* _Task to complete_:
Copy out all the records exactly.

-------- The data --------

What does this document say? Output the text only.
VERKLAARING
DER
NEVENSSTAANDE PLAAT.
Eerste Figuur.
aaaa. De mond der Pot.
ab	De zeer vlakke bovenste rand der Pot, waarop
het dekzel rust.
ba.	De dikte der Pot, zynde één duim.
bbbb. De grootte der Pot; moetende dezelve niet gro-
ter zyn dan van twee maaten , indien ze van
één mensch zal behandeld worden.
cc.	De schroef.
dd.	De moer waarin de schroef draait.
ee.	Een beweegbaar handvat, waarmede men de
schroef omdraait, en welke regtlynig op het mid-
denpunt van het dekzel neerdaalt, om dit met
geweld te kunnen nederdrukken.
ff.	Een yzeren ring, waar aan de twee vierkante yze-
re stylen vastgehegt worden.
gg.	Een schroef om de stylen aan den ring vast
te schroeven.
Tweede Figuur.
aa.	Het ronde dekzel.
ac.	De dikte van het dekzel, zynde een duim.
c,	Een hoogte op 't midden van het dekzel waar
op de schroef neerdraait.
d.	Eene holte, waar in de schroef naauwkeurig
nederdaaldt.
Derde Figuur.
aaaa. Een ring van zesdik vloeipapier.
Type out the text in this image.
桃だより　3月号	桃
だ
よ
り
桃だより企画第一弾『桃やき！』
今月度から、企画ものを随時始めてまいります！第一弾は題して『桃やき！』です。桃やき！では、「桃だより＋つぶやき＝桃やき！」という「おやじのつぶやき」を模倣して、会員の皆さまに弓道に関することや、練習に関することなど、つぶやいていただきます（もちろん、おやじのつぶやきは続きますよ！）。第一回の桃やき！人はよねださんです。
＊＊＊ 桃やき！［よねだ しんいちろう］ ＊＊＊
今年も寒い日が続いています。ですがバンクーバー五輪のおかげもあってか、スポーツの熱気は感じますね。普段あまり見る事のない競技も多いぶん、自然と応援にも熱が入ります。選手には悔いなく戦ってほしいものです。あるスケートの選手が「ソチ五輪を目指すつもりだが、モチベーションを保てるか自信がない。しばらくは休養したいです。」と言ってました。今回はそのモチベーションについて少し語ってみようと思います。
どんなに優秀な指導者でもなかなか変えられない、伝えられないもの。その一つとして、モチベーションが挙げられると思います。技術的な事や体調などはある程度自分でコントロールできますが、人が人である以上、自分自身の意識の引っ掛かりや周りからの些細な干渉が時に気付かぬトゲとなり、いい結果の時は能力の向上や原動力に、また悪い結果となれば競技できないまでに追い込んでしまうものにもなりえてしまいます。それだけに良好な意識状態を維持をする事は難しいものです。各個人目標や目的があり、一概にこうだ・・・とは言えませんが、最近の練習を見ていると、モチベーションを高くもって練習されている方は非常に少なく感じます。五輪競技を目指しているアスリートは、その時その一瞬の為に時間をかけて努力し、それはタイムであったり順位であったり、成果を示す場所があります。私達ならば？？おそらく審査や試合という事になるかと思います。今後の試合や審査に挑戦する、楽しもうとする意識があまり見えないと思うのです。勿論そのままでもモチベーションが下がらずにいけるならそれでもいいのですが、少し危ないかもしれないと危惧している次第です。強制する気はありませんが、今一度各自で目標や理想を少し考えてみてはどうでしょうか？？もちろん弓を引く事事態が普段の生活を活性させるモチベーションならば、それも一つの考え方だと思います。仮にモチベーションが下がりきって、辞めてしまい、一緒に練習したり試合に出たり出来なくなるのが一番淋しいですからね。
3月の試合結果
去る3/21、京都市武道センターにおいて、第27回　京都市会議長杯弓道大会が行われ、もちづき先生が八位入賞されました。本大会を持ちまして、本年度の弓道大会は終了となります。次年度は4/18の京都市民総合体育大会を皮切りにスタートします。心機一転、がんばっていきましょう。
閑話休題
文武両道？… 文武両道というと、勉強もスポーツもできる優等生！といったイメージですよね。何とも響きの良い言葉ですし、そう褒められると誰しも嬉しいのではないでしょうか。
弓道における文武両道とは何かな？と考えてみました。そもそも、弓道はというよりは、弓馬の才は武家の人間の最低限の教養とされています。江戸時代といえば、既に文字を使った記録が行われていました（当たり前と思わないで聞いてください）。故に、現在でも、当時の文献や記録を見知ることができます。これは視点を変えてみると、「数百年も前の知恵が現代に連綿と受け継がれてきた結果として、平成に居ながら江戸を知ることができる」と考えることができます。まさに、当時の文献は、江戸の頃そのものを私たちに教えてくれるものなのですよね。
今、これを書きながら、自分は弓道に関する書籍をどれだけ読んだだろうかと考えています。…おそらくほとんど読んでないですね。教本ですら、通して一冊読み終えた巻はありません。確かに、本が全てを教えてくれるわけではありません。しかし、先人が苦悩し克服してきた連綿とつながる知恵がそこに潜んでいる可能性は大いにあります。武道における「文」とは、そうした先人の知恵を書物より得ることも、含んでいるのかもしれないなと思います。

--------

* _Answer to the problem_:
What does this document say? Output the text only.
VERKLAARING
DER
NEVENSSTAANDE PLAAT.
Eerste Figuur.
aaaa. De mond der Pot.
ab	De zeer vlakke bovenste rand der Pot, waarop
het dekzel rust.
ba.	De dikte der Pot, zynde één duim.
bbbb. De grootte der Pot; moetende dezelve niet gro-
ter zyn dan van twee maaten , indien ze van
één mensch zal behandeld worden.
cc.	De schroef.
dd.	De moer waarin de schroef draait.
ee.	Een beweegbaar handvat, waarmede men de
schroef omdraait, en welke regtlynig op het mid-
denpunt van het dekzel neerdaalt, om dit met
geweld te kunnen nederdrukken.
ff.	Een yzeren ring, waar aan de twee vierkante yze-
re stylen vastgehegt worden.
gg.	Een schroef om de stylen aan den ring vast
te schroeven.
Tweede Figuur.
aa.	Het ronde dekzel.
ac.	De dikte van het dekzel, zynde een duim.
c,	Een hoogte op 't midden van het dekzel waar
op de schroef neerdraait.
d.	Eene holte, waar in de schroef naauwkeurig
nederdaaldt.
Derde Figuur.
aaaa. Een ring van zesdik vloeipapier.
Type out the text in this image.
桃だより　3月号	桃
だ
よ
り
桃だより企画第一弾『桃やき！』
今月度から、企画ものを随時始めてまいります！第一弾は題して『桃やき！』です。桃やき！では、「桃だより＋つぶやき＝桃やき！」という「おやじのつぶやき」を模倣して、会員の皆さまに弓道に関することや、練習に関することなど、つぶやいていただきます（もちろん、おやじのつぶやきは続きますよ！）。第一回の桃やき！人はよねださんです。
＊＊＊ 桃やき！［よねだ しんいちろう］ ＊＊＊
今年も寒い日が続いています。ですがバンクーバー五輪のおかげもあってか、スポーツの熱気は感じますね。普段あまり見る事のない競技も多いぶん、自然と応援にも熱が入ります。選手には悔いなく戦ってほしいものです。あるスケートの選手が「ソチ五輪を目指すつもりだが、モチベーションを保てるか自信がない。しばらくは休養したいです。」と言ってました。今回はそのモチベーションについて少し語ってみようと思います。
どんなに優秀な指導者でもなかなか変えられない、伝えられないもの。その一つとして、モチベーションが挙げられると思います。技術的な事や体調などはある程度自分でコントロールできますが、人が人である以上、自分自身の意識の引っ掛かりや周りからの些細な干渉が時に気付かぬトゲとなり、いい結果の時は能力の向上や原動力に、また悪い結果となれば競技できないまでに追い込んでしまうものにもなりえてしまいます。それだけに良好な意識状態を維持をする事は難しいものです。各個人目標や目的があり、一概にこうだ・・・とは言えませんが、最近の練習を見ていると、モチベーションを高くもって練習されている方は非常に少なく感じます。五輪競技を目指しているアスリートは、その時その一瞬の為に時間をかけて努力し、それはタイムであったり順位であったり、成果を示す場所があります。私達ならば？？おそらく審査や試合という事になるかと思います。今後の試合や審査に挑戦する、楽しもうとする意識があまり見えないと思うのです。勿論そのままでもモチベーションが下がらずにいけるならそれでもいいのですが、少し危ないかもしれないと危惧している次第です。強制する気はありませんが、今一度各自で目標や理想を少し考えてみてはどうでしょうか？？もちろん弓を引く事事態が普段の生活を活性させるモチベーションならば、それも一つの考え方だと思います。仮にモチベーションが下がりきって、辞めてしまい、一緒に練習したり試合に出たり出来なくなるのが一番淋しいですからね。
3月の試合結果
去る3/21、京都市武道センターにおいて、第27回　京都市会議長杯弓道大会が行われ、もちづき先生が八位入賞されました。本大会を持ちまして、本年度の弓道大会は終了となります。次年度は4/18の京都市民総合体育大会を皮切りにスタートします。心機一転、がんばっていきましょう。
閑話休題
文武両道？… 文武両道というと、勉強もスポーツもできる優等生！といったイメージですよね。何とも響きの良い言葉ですし、そう褒められると誰しも嬉しいのではないでしょうか。
弓道における文武両道とは何かな？と考えてみました。そもそも、弓道はというよりは、弓馬の才は武家の人間の最低限の教養とされています。江戸時代といえば、既に文字を使った記録が行われていました（当たり前と思わないで聞いてください）。故に、現在でも、当時の文献や記録を見知ることができます。これは視点を変えてみると、「数百年も前の知恵が現代に連綿と受け継がれてきた結果として、平成に居ながら江戸を知ることができる」と考えることができます。まさに、当時の文献は、江戸の頃そのものを私たちに教えてくれるものなのですよね。
今、これを書きながら、自分は弓道に関する書籍をどれだけ読んだだろうかと考えています。…おそらくほとんど読んでないですね。教本ですら、通して一冊読み終えた巻はありません。確かに、本が全てを教えてくれるわけではありません。しかし、先人が苦悩し克服してきた連綿とつながる知恵がそこに潜んでいる可能性は大いにあります。武道における「文」とは、そうした先人の知恵を書物より得ることも、含んでいるのかもしれないなと思います。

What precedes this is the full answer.